** What is required **
Give back each entry exactly as written, apart from the pictures.

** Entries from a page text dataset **
-------
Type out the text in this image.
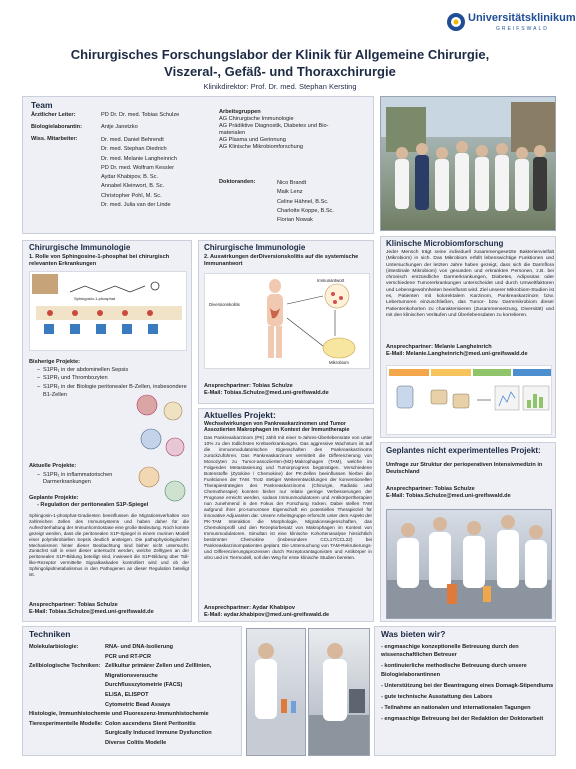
Universitätsklinikum
GREIFSWALD
Chirurgisches Forschungslabor der Klinik für Allgemeine Chirurgie,
Viszeral-, Gefäß- und Thoraxchirurgie
Klinikdirektor: Prof. Dr. med. Stephan Kersting
Team
Ärztlicher Leiter:	PD Dr. Dr. med. Tobias Schulze
Biologielaborantin:	Antje Janetzko
Wiss. Mitarbeiter:	Dr. med. Daniel Behrendt
Dr. med. Stephan Diedrich
Dr. med. Melanie Langheinrich
PD Dr. med. Wolfram Kessler
Aydar Khabipov, B. Sc.
Annabel Kleinwort, B. Sc.
Christopher Pohl, M. Sc.
Dr. med. Julia van der Linde
Arbeitsgruppen
AG Chirurgische Immunologie
AG Prädiktive Diagnostik, Diabetes und Bio-
materialen
AG Plasma und Gerinnung
AG Klinische Mikrobiomforschung
Doktoranden:	Nico Brandt
Maik Lenz
Celine Hähnel, B.Sc.
Charlotte Koppe, B.Sc.
Florian Nowak
Chirurgische Immunologie
1. Rolle von Sphingosine-1-phosphat bei chirurgisch relevanten Erkrankungen
Sphingosin-1-phosphat
Bisherige Projekte:
– S1PR₁ in der abdominellen Sepsis
– S1PR₁ und Thrombozyten
– S1PR₁ in der Biologie peritonealer B-Zellen, insbesondere B1-Zellen
Aktuelle Projekte:
– S1PR₁ in inflammatorischen Darmerkrankungen
Geplante Projekte:
- Regulation der peritonealen S1P-Spiegel
Sphingosin-1-phosphat-Gradienten beeinflussen die Migrationsverhalten von zahlreichen Zellen des Immunsystems und haben daher für die Aufrechterhaltung der Immunhomöostase eine große Bedeutung. Noch konnte gezeigt werden, dass die peritonealen S1P-Spiegel in einem murinen Modell einer polymikrobiellen Sepsis deutlich ansteigen. Die pathophysiologischen Mechanismen hinter dieser Beobachtung sind bisher nicht untersucht. Zunächst soll in einer dieser untersucht werden, welche Zelltypen an der peritonealen S1P-Bildung beteiligt sind, inwieweit die S1P-Bildung über Toll-like-Rezeptor vermittelte Signalkaskaden kontrolliert wird und ob der Sphingolipidmetabolismus in den Pathogenen an dieser Regulation beteiligt ist.
Ansprechpartner: Tobias Schulze
E-Mail: Tobias.Schulze@med.uni-greifswald.de
Chirurgische Immunologie
2. Auswirkungen derDiversionskolitis auf die systemische Immunantwort
Diversionskolitis
Immunantwort
Mikrobiom
Ansprechpartner: Tobias Schulze
E-Mail: Tobias.Schulze@med.uni-greifswald.de
Aktuelles Projekt:
Wechselwirkungen von Pankreaskarzinomen und Tumor Assoziierten Makrophagen im Kontext der Immuntherapie
Das Pankreaskarzinom (PK) zählt mit einer 5-Jahres-Überlebensrate von unter 10% zu den tödlichsten Krebserkrankungen. Das aggressive Wachstum ist auf die immunmodulatorischen Eigenschaften des Pankreaskarzinoms zurückzuführen. Das Pankreaskarzinom vermittelt die Differenzierung von Monozyten zu Tumor-assoziierten-(M2)-Makrophagen (TAM), welche im Folgenden Metastasierung und Tumorprogress begünstigen. Verschiedene Botenstoffe (Zytokine / Chemokine) der PK-Zellen beeinflussen hierbei die Funktionen der TAM. Trotz stetiger Weiterentwicklungen der konventionellen Therapiestrategien des Pankreaskarzinoms (Chirurgie, Radiatio und Chemotherapie) konnten bisher nur relativ geringe Verbesserungen der Prognose erreicht werden, sodass Immunmodulatoren und Antikörpertherapien nun zunehmend in den Fokus der Forschung rücken. Dabei stellen TAM aufgrund ihrer pro-tumorösen Eigenschaft ein potentielles Therapieziel für innovative Adjuvanten dar. Unsere Arbeitsgruppe erforscht unter dem Aspekt der PK-TAM Interaktion die Morphologie, Migrationseigenschaften, das Chemokinprofil und den Rezeptorbesatz von Makrophagen im Kontext von Immunmodulatoren. Simultan ist eine klinische Kohortenanalyse hinsichtlich bestimmter Chemokine (insbesondere CCL17/CCL22) bei Pankreaskarzinompatienten geplant. Die Untersuchung von TAM-Rekrutierungs- und Differenzierungsprozessen durch Rezeptorantagonisten und Antikörper in vitro und im Tiermodell, soll den Weg für erste klinische Studien bereiten.
Ansprechpartner: Aydar Khabipov
E-Mail: aydar.khabipov@med.uni-greifswald.de
Klinische Microbiomforschung
Jeder Mensch trägt seine individuell zusammengesetzte Bakterienvielfalt (Mikrobiom) in sich. Das Mikrobiom erfüllt lebenswichtige Funktionen und Untersuchungen der letzten Jahre haben gezeigt, dass sich die Darmflora (intestinale Mikrobiom) von gesunden und erkrankten Personen, z.B. bei chronisch entzündliche Darmerkrankungen, Diabetes, Adipositas oder verschiedene Tumorerkrankungen unterscheidet und durch Umweltfaktoren und Lebensgewohnheiten beeinflusst wird. Ziel unserer Mikrobiom-Studien ist es, Patienten mit kolorektalem Karzinom, Pankreaskarzinom bzw. Lebertumoren einzuschließen, das Tumor- bzw. Darmmikrobiom dieser Patientenkohorten zu charakterisieren (Zusammensetzung, Diversität) und mit den klinischen Verläufen und Überlebensdaten zu korrelieren.
Ansprechpartner: Melanie Langheinrich
E-Mail: Melanie.Langheinrich@med.uni-greifswald.de
Geplantes nicht experimentelles Projekt:
Umfrage zur Struktur der perioperativen Intensivmedizin in Deutschland
Ansprechpartner: Tobias Schulze
E-Mail: Tobias.Schulze@med.uni-greifswald.de
Techniken
Molekularbiologie:	RNA- und DNA-Isolierung
PCR und RT-PCR
Zellbiologische Techniken: Zellkultur primärer Zellen und Zelllinien,
Migrationsversuche
Durchflusszytometrie (FACS)
ELISA, ELISPOT
Cytometric Bead Assays
Histologie, Immunhistochemie und Fluoreszenz-Immunhistochemie
Tierexperimentelle Modelle: Colon ascendens Stent Peritonitis
Surgically Induced Immune Dysfunction
Diverse Colitis Modelle
Was bieten wir?
- engmaschige konzeptionelle Betreuung durch den wissenschaftlichen Betreuer
- kontinuierliche methodische Betreuung durch unsere Biologielaborantinnen
- Unterstützung bei der Beantragung eines Domagk-Stipendiums
- gute technische Ausstattung des Labors
- Teilnahme an nationalen und internationalen Tagungen
- engmaschige Betreuung bei der Redaktion der Doktorarbeit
-------
** Response for this exercise **
Type out the text in this image.
Universitätsklinikum
GREIFSWALD
Chirurgisches Forschungslabor der Klinik für Allgemeine Chirurgie,
Viszeral-, Gefäß- und Thoraxchirurgie
Klinikdirektor: Prof. Dr. med. Stephan Kersting
Team
Ärztlicher Leiter:	PD Dr. Dr. med. Tobias Schulze
Biologielaborantin:	Antje Janetzko
Wiss. Mitarbeiter:	Dr. med. Daniel Behrendt
Dr. med. Stephan Diedrich
Dr. med. Melanie Langheinrich
PD Dr. med. Wolfram Kessler
Aydar Khabipov, B. Sc.
Annabel Kleinwort, B. Sc.
Christopher Pohl, M. Sc.
Dr. med. Julia van der Linde
Arbeitsgruppen
AG Chirurgische Immunologie
AG Prädiktive Diagnostik, Diabetes und Bio-
materialen
AG Plasma und Gerinnung
AG Klinische Mikrobiomforschung
Doktoranden:	Nico Brandt
Maik Lenz
Celine Hähnel, B.Sc.
Charlotte Koppe, B.Sc.
Florian Nowak
Chirurgische Immunologie
1. Rolle von Sphingosine-1-phosphat bei chirurgisch relevanten Erkrankungen
Sphingosin-1-phosphat
Bisherige Projekte:
– S1PR₁ in der abdominellen Sepsis
– S1PR₁ und Thrombozyten
– S1PR₁ in der Biologie peritonealer B-Zellen, insbesondere B1-Zellen
Aktuelle Projekte:
– S1PR₁ in inflammatorischen Darmerkrankungen
Geplante Projekte:
- Regulation der peritonealen S1P-Spiegel
Sphingosin-1-phosphat-Gradienten beeinflussen die Migrationsverhalten von zahlreichen Zellen des Immunsystems und haben daher für die Aufrechterhaltung der Immunhomöostase eine große Bedeutung. Noch konnte gezeigt werden, dass die peritonealen S1P-Spiegel in einem murinen Modell einer polymikrobiellen Sepsis deutlich ansteigen. Die pathophysiologischen Mechanismen hinter dieser Beobachtung sind bisher nicht untersucht. Zunächst soll in einer dieser untersucht werden, welche Zelltypen an der peritonealen S1P-Bildung beteiligt sind, inwieweit die S1P-Bildung über Toll-like-Rezeptor vermittelte Signalkaskaden kontrolliert wird und ob der Sphingolipidmetabolismus in den Pathogenen an dieser Regulation beteiligt ist.
Ansprechpartner: Tobias Schulze
E-Mail: Tobias.Schulze@med.uni-greifswald.de
Chirurgische Immunologie
2. Auswirkungen derDiversionskolitis auf die systemische Immunantwort
Diversionskolitis
Immunantwort
Mikrobiom
Ansprechpartner: Tobias Schulze
E-Mail: Tobias.Schulze@med.uni-greifswald.de
Aktuelles Projekt:
Wechselwirkungen von Pankreaskarzinomen und Tumor Assoziierten Makrophagen im Kontext der Immuntherapie
Das Pankreaskarzinom (PK) zählt mit einer 5-Jahres-Überlebensrate von unter 10% zu den tödlichsten Krebserkrankungen. Das aggressive Wachstum ist auf die immunmodulatorischen Eigenschaften des Pankreaskarzinoms zurückzuführen. Das Pankreaskarzinom vermittelt die Differenzierung von Monozyten zu Tumor-assoziierten-(M2)-Makrophagen (TAM), welche im Folgenden Metastasierung und Tumorprogress begünstigen. Verschiedene Botenstoffe (Zytokine / Chemokine) der PK-Zellen beeinflussen hierbei die Funktionen der TAM. Trotz stetiger Weiterentwicklungen der konventionellen Therapiestrategien des Pankreaskarzinoms (Chirurgie, Radiatio und Chemotherapie) konnten bisher nur relativ geringe Verbesserungen der Prognose erreicht werden, sodass Immunmodulatoren und Antikörpertherapien nun zunehmend in den Fokus der Forschung rücken. Dabei stellen TAM aufgrund ihrer pro-tumorösen Eigenschaft ein potentielles Therapieziel für innovative Adjuvanten dar. Unsere Arbeitsgruppe erforscht unter dem Aspekt der PK-TAM Interaktion die Morphologie, Migrationseigenschaften, das Chemokinprofil und den Rezeptorbesatz von Makrophagen im Kontext von Immunmodulatoren. Simultan ist eine klinische Kohortenanalyse hinsichtlich bestimmter Chemokine (insbesondere CCL17/CCL22) bei Pankreaskarzinompatienten geplant. Die Untersuchung von TAM-Rekrutierungs- und Differenzierungsprozessen durch Rezeptorantagonisten und Antikörper in vitro und im Tiermodell, soll den Weg für erste klinische Studien bereiten.
Ansprechpartner: Aydar Khabipov
E-Mail: aydar.khabipov@med.uni-greifswald.de
Klinische Microbiomforschung
Jeder Mensch trägt seine individuell zusammengesetzte Bakterienvielfalt (Mikrobiom) in sich. Das Mikrobiom erfüllt lebenswichtige Funktionen und Untersuchungen der letzten Jahre haben gezeigt, dass sich die Darmflora (intestinale Mikrobiom) von gesunden und erkrankten Personen, z.B. bei chronisch entzündliche Darmerkrankungen, Diabetes, Adipositas oder verschiedene Tumorerkrankungen unterscheidet und durch Umweltfaktoren und Lebensgewohnheiten beeinflusst wird. Ziel unserer Mikrobiom-Studien ist es, Patienten mit kolorektalem Karzinom, Pankreaskarzinom bzw. Lebertumoren einzuschließen, das Tumor- bzw. Darmmikrobiom dieser Patientenkohorten zu charakterisieren (Zusammensetzung, Diversität) und mit den klinischen Verläufen und Überlebensdaten zu korrelieren.
Ansprechpartner: Melanie Langheinrich
E-Mail: Melanie.Langheinrich@med.uni-greifswald.de
Geplantes nicht experimentelles Projekt:
Umfrage zur Struktur der perioperativen Intensivmedizin in Deutschland
Ansprechpartner: Tobias Schulze
E-Mail: Tobias.Schulze@med.uni-greifswald.de
Techniken
Molekularbiologie:	RNA- und DNA-Isolierung
PCR und RT-PCR
Zellbiologische Techniken: Zellkultur primärer Zellen und Zelllinien,
Migrationsversuche
Durchflusszytometrie (FACS)
ELISA, ELISPOT
Cytometric Bead Assays
Histologie, Immunhistochemie und Fluoreszenz-Immunhistochemie
Tierexperimentelle Modelle: Colon ascendens Stent Peritonitis
Surgically Induced Immune Dysfunction
Diverse Colitis Modelle
Was bieten wir?
- engmaschige konzeptionelle Betreuung durch den wissenschaftlichen Betreuer
- kontinuierliche methodische Betreuung durch unsere Biologielaborantinnen
- Unterstützung bei der Beantragung eines Domagk-Stipendiums
- gute technische Ausstattung des Labors
- Teilnahme an nationalen und internationalen Tagungen
- engmaschige Betreuung bei der Redaktion der Doktorarbeit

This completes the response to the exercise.